**Input material:**

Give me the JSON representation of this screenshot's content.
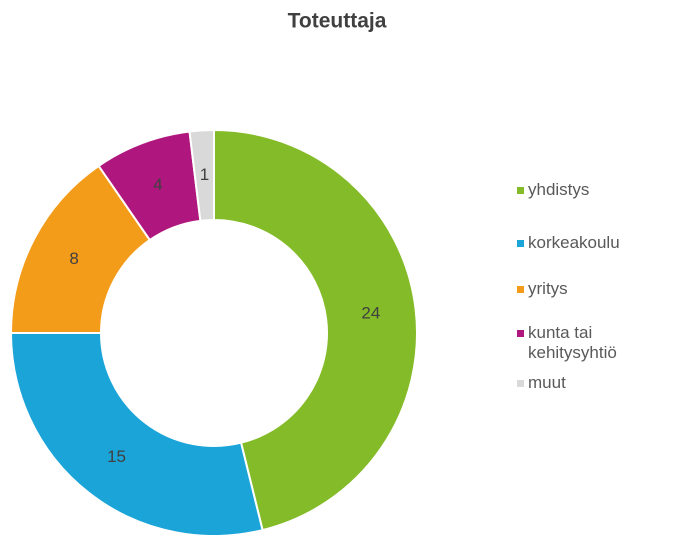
{
  "chart_data": {
    "type": "donut",
    "title": "Toteuttaja",
    "categories": [
      "yhdistys",
      "korkeakoulu",
      "yritys",
      "kunta tai kehitysyhtiö",
      "muut"
    ],
    "values": [
      24,
      15,
      8,
      4,
      1
    ],
    "colors": [
      "#84bb28",
      "#1aa4d8",
      "#f39c1a",
      "#b0177e",
      "#d9d9d9"
    ],
    "legend": "right"
  }
}
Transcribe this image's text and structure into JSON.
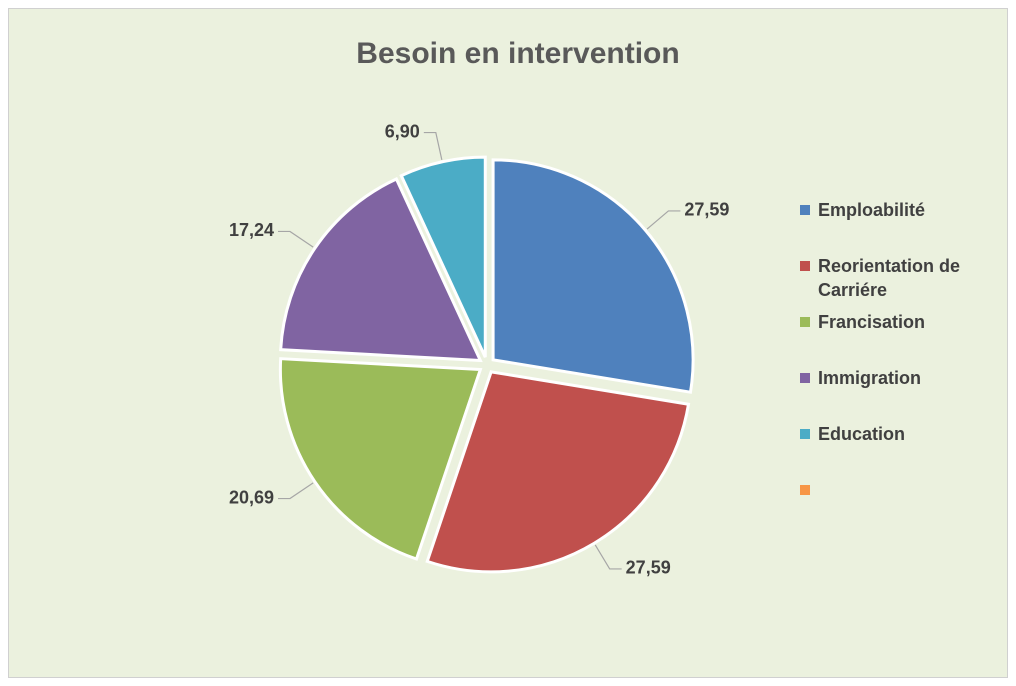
{
  "chart_data": {
    "type": "pie",
    "title": "Besoin en intervention",
    "categories": [
      "Emploabilité",
      "Reorientation de Carriére",
      "Francisation",
      "Immigration",
      "Education",
      null
    ],
    "values": [
      27.59,
      27.59,
      20.69,
      17.24,
      6.9,
      null
    ],
    "value_labels": [
      "27,59",
      "27,59",
      "20,69",
      "17,24",
      "6,90",
      null
    ],
    "colors": [
      "#4f81bd",
      "#c0504d",
      "#9bbb59",
      "#8064a2",
      "#4bacc6",
      "#f79646"
    ],
    "legend": "right"
  }
}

**Instructions to follow:**
Pictures are excluded; copy every other part of the records exactly.

**Finished task:**
Give me the JSON representation of this screenshot's content.
{
  "chart_data": {
    "type": "donut",
    "title": "Toteuttaja",
    "categories": [
      "yhdistys",
      "korkeakoulu",
      "yritys",
      "kunta tai kehitysyhtiö",
      "muut"
    ],
    "values": [
      24,
      15,
      8,
      4,
      1
    ],
    "colors": [
      "#84bb28",
      "#1aa4d8",
      "#f39c1a",
      "#b0177e",
      "#d9d9d9"
    ],
    "legend": "right"
  }
}
Transcribe this image's text and structure into JSON.
{
  "chart_data": {
    "type": "pie",
    "title": "Besoin en intervention",
    "categories": [
      "Emploabilité",
      "Reorientation de Carriére",
      "Francisation",
      "Immigration",
      "Education",
      null
    ],
    "values": [
      27.59,
      27.59,
      20.69,
      17.24,
      6.9,
      null
    ],
    "value_labels": [
      "27,59",
      "27,59",
      "20,69",
      "17,24",
      "6,90",
      null
    ],
    "colors": [
      "#4f81bd",
      "#c0504d",
      "#9bbb59",
      "#8064a2",
      "#4bacc6",
      "#f79646"
    ],
    "legend": "right"
  }
}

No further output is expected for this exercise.